# TASK GOAL
Look through the records that follow. Copy every line containing the word "this".

======== RECORDS SHOWN ========

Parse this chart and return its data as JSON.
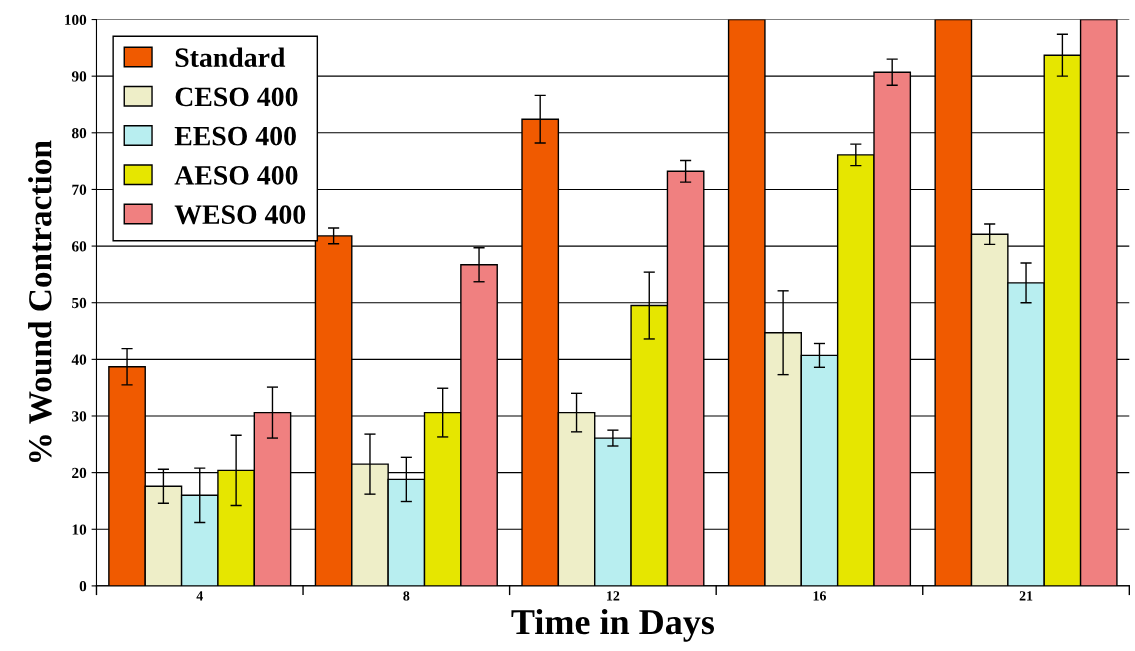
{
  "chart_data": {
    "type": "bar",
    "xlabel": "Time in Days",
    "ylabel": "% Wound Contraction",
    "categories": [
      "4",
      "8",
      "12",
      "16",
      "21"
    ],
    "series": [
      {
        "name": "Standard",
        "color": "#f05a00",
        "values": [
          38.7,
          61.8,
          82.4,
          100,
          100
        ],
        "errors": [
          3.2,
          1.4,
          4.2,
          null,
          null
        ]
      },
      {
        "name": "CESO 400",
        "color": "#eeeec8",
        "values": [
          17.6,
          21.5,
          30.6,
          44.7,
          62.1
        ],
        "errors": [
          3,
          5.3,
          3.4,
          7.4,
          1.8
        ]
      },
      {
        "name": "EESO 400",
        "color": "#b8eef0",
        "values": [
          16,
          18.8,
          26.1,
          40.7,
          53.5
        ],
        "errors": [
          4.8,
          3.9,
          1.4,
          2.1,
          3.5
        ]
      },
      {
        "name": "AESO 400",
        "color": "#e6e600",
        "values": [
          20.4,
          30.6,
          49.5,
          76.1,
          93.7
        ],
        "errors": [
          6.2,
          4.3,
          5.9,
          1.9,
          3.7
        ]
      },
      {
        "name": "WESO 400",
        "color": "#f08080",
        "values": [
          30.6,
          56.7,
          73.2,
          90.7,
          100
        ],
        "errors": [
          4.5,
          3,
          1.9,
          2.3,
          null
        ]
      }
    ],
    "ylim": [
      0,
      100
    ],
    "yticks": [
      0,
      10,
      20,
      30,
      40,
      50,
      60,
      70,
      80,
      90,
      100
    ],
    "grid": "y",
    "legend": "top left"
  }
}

========
======== RECORDS SHOWN ========

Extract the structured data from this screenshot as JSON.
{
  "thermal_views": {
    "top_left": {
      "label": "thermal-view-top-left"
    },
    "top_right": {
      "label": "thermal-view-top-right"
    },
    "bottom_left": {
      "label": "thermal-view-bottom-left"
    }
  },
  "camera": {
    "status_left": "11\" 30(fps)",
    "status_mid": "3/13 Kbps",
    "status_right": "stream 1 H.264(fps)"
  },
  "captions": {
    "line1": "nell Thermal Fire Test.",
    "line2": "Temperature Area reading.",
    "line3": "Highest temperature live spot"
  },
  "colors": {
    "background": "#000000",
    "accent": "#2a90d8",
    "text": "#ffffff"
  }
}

========

# CORRECT RESULT
Parse this chart and return its data as JSON.
Extract the structured data from this screenshot as JSON.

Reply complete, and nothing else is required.